▶ [STATED EXERCISE]: Leave out the pictures and reproduce all of the data exactly.

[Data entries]
______________________________

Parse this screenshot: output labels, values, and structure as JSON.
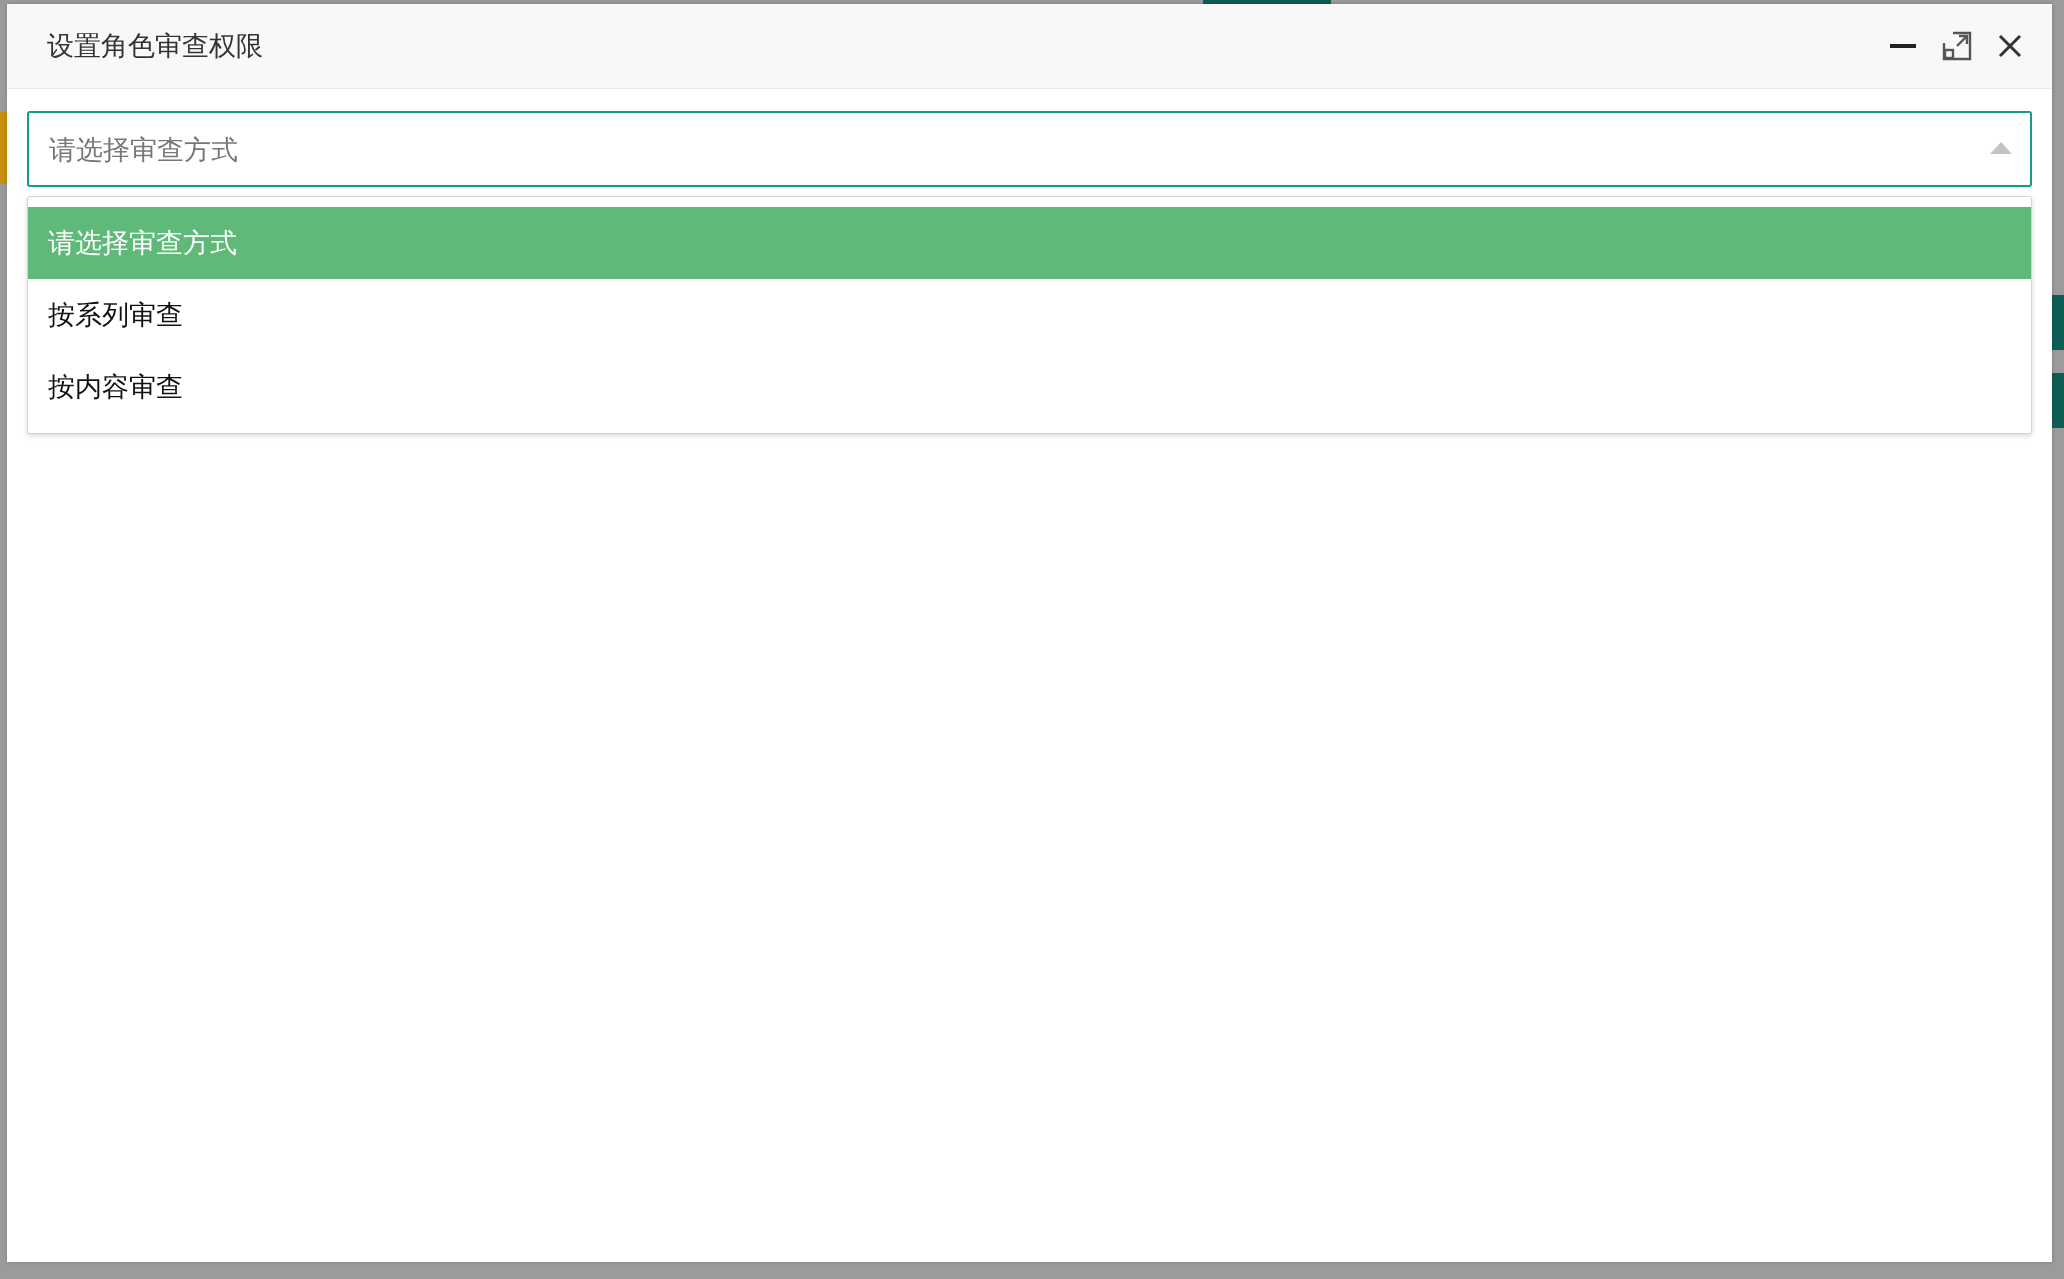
{
  "dialog": {
    "title": "设置角色审查权限"
  },
  "select": {
    "placeholder": "请选择审查方式",
    "expanded": true
  },
  "options": [
    {
      "label": "请选择审查方式",
      "selected": true
    },
    {
      "label": "按系列审查",
      "selected": false
    },
    {
      "label": "按内容审查",
      "selected": false
    }
  ]
}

______________________________

▶ [SOLUTION TO THIS PROBLEM]:
Parse this screenshot: output labels, values, and structure as JSON.
{
  "dialog": {
    "title": "设置角色审查权限"
  },
  "select": {
    "placeholder": "请选择审查方式",
    "expanded": true
  },
  "options": [
    {
      "label": "请选择审查方式",
      "selected": true
    },
    {
      "label": "按系列审查",
      "selected": false
    },
    {
      "label": "按内容审查",
      "selected": false
    }
  ]
}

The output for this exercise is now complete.